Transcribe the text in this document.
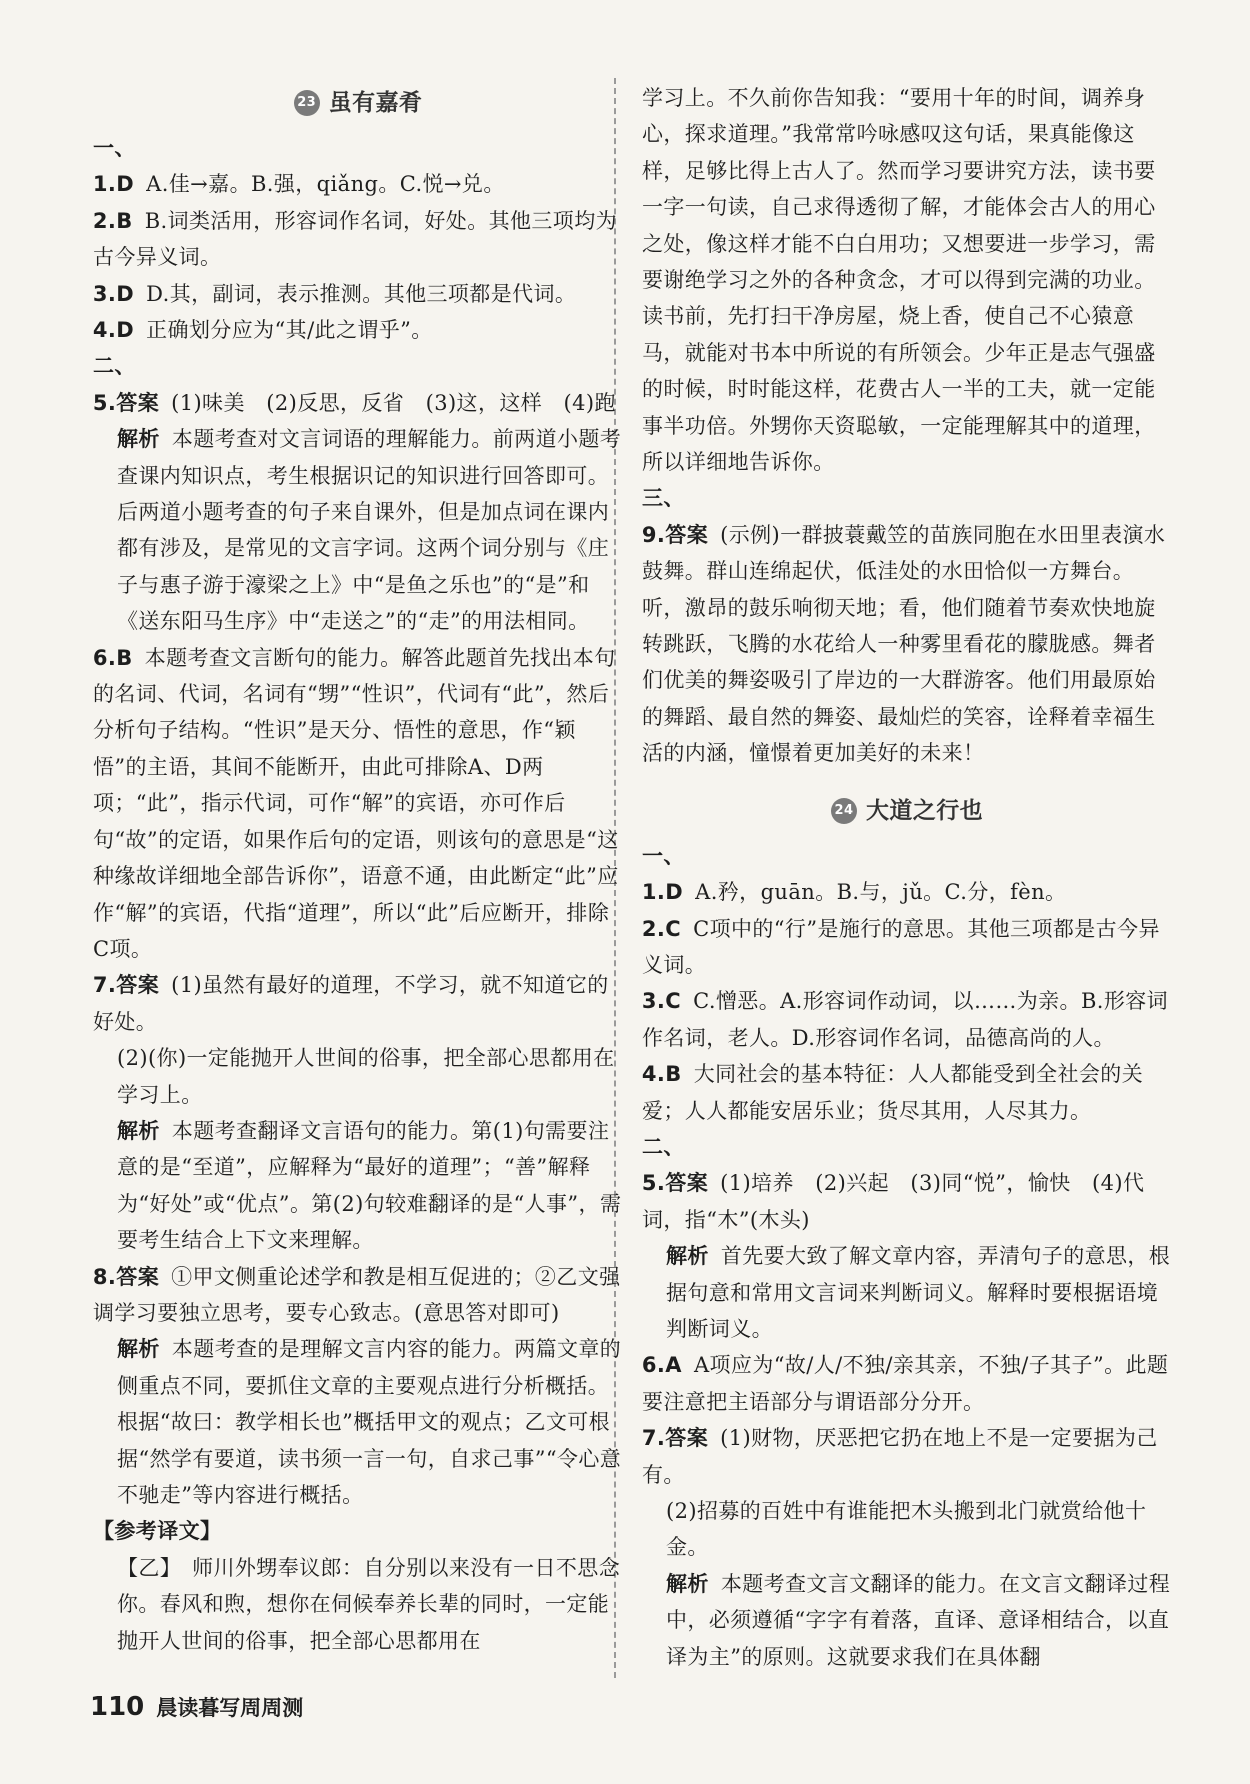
23 虽有嘉肴
一、
1.D A.佳→嘉。B.强，qiǎng。C.悦→兑。
2.B B.词类活用，形容词作名词，好处。其他三项均为古今异义词。
3.D D.其，副词，表示推测。其他三项都是代词。
4.D 正确划分应为“其/此之谓乎”。
二、
5.答案 (1)味美　(2)反思，反省　(3)这，这样　(4)跑
解析 本题考查对文言词语的理解能力。前两道小题考查课内知识点，考生根据识记的知识进行回答即可。后两道小题考查的句子来自课外，但是加点词在课内都有涉及，是常见的文言字词。这两个词分别与《庄子与惠子游于濠梁之上》中“是鱼之乐也”的“是”和《送东阳马生序》中“走送之”的“走”的用法相同。
6.B 本题考查文言断句的能力。解答此题首先找出本句的名词、代词，名词有“甥”“性识”，代词有“此”，然后分析句子结构。“性识”是天分、悟性的意思，作“颖悟”的主语，其间不能断开，由此可排除A、D两项；“此”，指示代词，可作“解”的宾语，亦可作后句“故”的定语，如果作后句的定语，则该句的意思是“这种缘故详细地全部告诉你”，语意不通，由此断定“此”应作“解”的宾语，代指“道理”，所以“此”后应断开，排除C项。
7.答案 (1)虽然有最好的道理，不学习，就不知道它的好处。
(2)(你)一定能抛开人世间的俗事，把全部心思都用在学习上。
解析 本题考查翻译文言语句的能力。第(1)句需要注意的是“至道”，应解释为“最好的道理”；“善”解释为“好处”或“优点”。第(2)句较难翻译的是“人事”，需要考生结合上下文来理解。
8.答案 ①甲文侧重论述学和教是相互促进的；②乙文强调学习要独立思考，要专心致志。(意思答对即可)
解析 本题考查的是理解文言内容的能力。两篇文章的侧重点不同，要抓住文章的主要观点进行分析概括。根据“故曰：教学相长也”概括甲文的观点；乙文可根据“然学有要道，读书须一言一句，自求己事”“令心意不驰走”等内容进行概括。
【参考译文】
【乙】　师川外甥奉议郎：自分别以来没有一日不思念你。春风和煦，想你在伺候奉养长辈的同时，一定能抛开人世间的俗事，把全部心思都用在
学习上。不久前你告知我：“要用十年的时间，调养身心，探求道理。”我常常吟咏感叹这句话，果真能像这样，足够比得上古人了。然而学习要讲究方法，读书要一字一句读，自己求得透彻了解，才能体会古人的用心之处，像这样才能不白白用功；又想要进一步学习，需要谢绝学习之外的各种贪念，才可以得到完满的功业。读书前，先打扫干净房屋，烧上香，使自己不心猿意马，就能对书本中所说的有所领会。少年正是志气强盛的时候，时时能这样，花费古人一半的工夫，就一定能事半功倍。外甥你天资聪敏，一定能理解其中的道理，所以详细地告诉你。
三、
9.答案 (示例)一群披蓑戴笠的苗族同胞在水田里表演水鼓舞。群山连绵起伏，低洼处的水田恰似一方舞台。听，激昂的鼓乐响彻天地；看，他们随着节奏欢快地旋转跳跃，飞腾的水花给人一种雾里看花的朦胧感。舞者们优美的舞姿吸引了岸边的一大群游客。他们用最原始的舞蹈、最自然的舞姿、最灿烂的笑容，诠释着幸福生活的内涵，憧憬着更加美好的未来！
24 大道之行也
一、
1.D A.矜，guān。B.与，jǔ。C.分，fèn。
2.C C项中的“行”是施行的意思。其他三项都是古今异义词。
3.C C.憎恶。A.形容词作动词，以……为亲。B.形容词作名词，老人。D.形容词作名词，品德高尚的人。
4.B 大同社会的基本特征：人人都能受到全社会的关爱；人人都能安居乐业；货尽其用，人尽其力。
二、
5.答案 (1)培养　(2)兴起　(3)同“悦”，愉快　(4)代词，指“木”(木头)
解析 首先要大致了解文章内容，弄清句子的意思，根据句意和常用文言词来判断词义。解释时要根据语境判断词义。
6.A A项应为“故/人/不独/亲其亲，不独/子其子”。此题要注意把主语部分与谓语部分分开。
7.答案 (1)财物，厌恶把它扔在地上不是一定要据为己有。
(2)招募的百姓中有谁能把木头搬到北门就赏给他十金。
解析 本题考查文言文翻译的能力。在文言文翻译过程中，必须遵循“字字有着落，直译、意译相结合，以直译为主”的原则。这就要求我们在具体翻
110 晨读暮写周周测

*What is expected*:
Repeat each line of the records above exactly, but do not copy the pictures.

*Answer*:
Transcribe the text in this document.
23 虽有嘉肴
一、
1.D A.佳→嘉。B.强，qiǎng。C.悦→兑。
2.B B.词类活用，形容词作名词，好处。其他三项均为古今异义词。
3.D D.其，副词，表示推测。其他三项都是代词。
4.D 正确划分应为“其/此之谓乎”。
二、
5.答案 (1)味美　(2)反思，反省　(3)这，这样　(4)跑
解析 本题考查对文言词语的理解能力。前两道小题考查课内知识点，考生根据识记的知识进行回答即可。后两道小题考查的句子来自课外，但是加点词在课内都有涉及，是常见的文言字词。这两个词分别与《庄子与惠子游于濠梁之上》中“是鱼之乐也”的“是”和《送东阳马生序》中“走送之”的“走”的用法相同。
6.B 本题考查文言断句的能力。解答此题首先找出本句的名词、代词，名词有“甥”“性识”，代词有“此”，然后分析句子结构。“性识”是天分、悟性的意思，作“颖悟”的主语，其间不能断开，由此可排除A、D两项；“此”，指示代词，可作“解”的宾语，亦可作后句“故”的定语，如果作后句的定语，则该句的意思是“这种缘故详细地全部告诉你”，语意不通，由此断定“此”应作“解”的宾语，代指“道理”，所以“此”后应断开，排除C项。
7.答案 (1)虽然有最好的道理，不学习，就不知道它的好处。
(2)(你)一定能抛开人世间的俗事，把全部心思都用在学习上。
解析 本题考查翻译文言语句的能力。第(1)句需要注意的是“至道”，应解释为“最好的道理”；“善”解释为“好处”或“优点”。第(2)句较难翻译的是“人事”，需要考生结合上下文来理解。
8.答案 ①甲文侧重论述学和教是相互促进的；②乙文强调学习要独立思考，要专心致志。(意思答对即可)
解析 本题考查的是理解文言内容的能力。两篇文章的侧重点不同，要抓住文章的主要观点进行分析概括。根据“故曰：教学相长也”概括甲文的观点；乙文可根据“然学有要道，读书须一言一句，自求己事”“令心意不驰走”等内容进行概括。
【参考译文】
【乙】　师川外甥奉议郎：自分别以来没有一日不思念你。春风和煦，想你在伺候奉养长辈的同时，一定能抛开人世间的俗事，把全部心思都用在
学习上。不久前你告知我：“要用十年的时间，调养身心，探求道理。”我常常吟咏感叹这句话，果真能像这样，足够比得上古人了。然而学习要讲究方法，读书要一字一句读，自己求得透彻了解，才能体会古人的用心之处，像这样才能不白白用功；又想要进一步学习，需要谢绝学习之外的各种贪念，才可以得到完满的功业。读书前，先打扫干净房屋，烧上香，使自己不心猿意马，就能对书本中所说的有所领会。少年正是志气强盛的时候，时时能这样，花费古人一半的工夫，就一定能事半功倍。外甥你天资聪敏，一定能理解其中的道理，所以详细地告诉你。
三、
9.答案 (示例)一群披蓑戴笠的苗族同胞在水田里表演水鼓舞。群山连绵起伏，低洼处的水田恰似一方舞台。听，激昂的鼓乐响彻天地；看，他们随着节奏欢快地旋转跳跃，飞腾的水花给人一种雾里看花的朦胧感。舞者们优美的舞姿吸引了岸边的一大群游客。他们用最原始的舞蹈、最自然的舞姿、最灿烂的笑容，诠释着幸福生活的内涵，憧憬着更加美好的未来！
24 大道之行也
一、
1.D A.矜，guān。B.与，jǔ。C.分，fèn。
2.C C项中的“行”是施行的意思。其他三项都是古今异义词。
3.C C.憎恶。A.形容词作动词，以……为亲。B.形容词作名词，老人。D.形容词作名词，品德高尚的人。
4.B 大同社会的基本特征：人人都能受到全社会的关爱；人人都能安居乐业；货尽其用，人尽其力。
二、
5.答案 (1)培养　(2)兴起　(3)同“悦”，愉快　(4)代词，指“木”(木头)
解析 首先要大致了解文章内容，弄清句子的意思，根据句意和常用文言词来判断词义。解释时要根据语境判断词义。
6.A A项应为“故/人/不独/亲其亲，不独/子其子”。此题要注意把主语部分与谓语部分分开。
7.答案 (1)财物，厌恶把它扔在地上不是一定要据为己有。
(2)招募的百姓中有谁能把木头搬到北门就赏给他十金。
解析 本题考查文言文翻译的能力。在文言文翻译过程中，必须遵循“字字有着落，直译、意译相结合，以直译为主”的原则。这就要求我们在具体翻
110 晨读暮写周周测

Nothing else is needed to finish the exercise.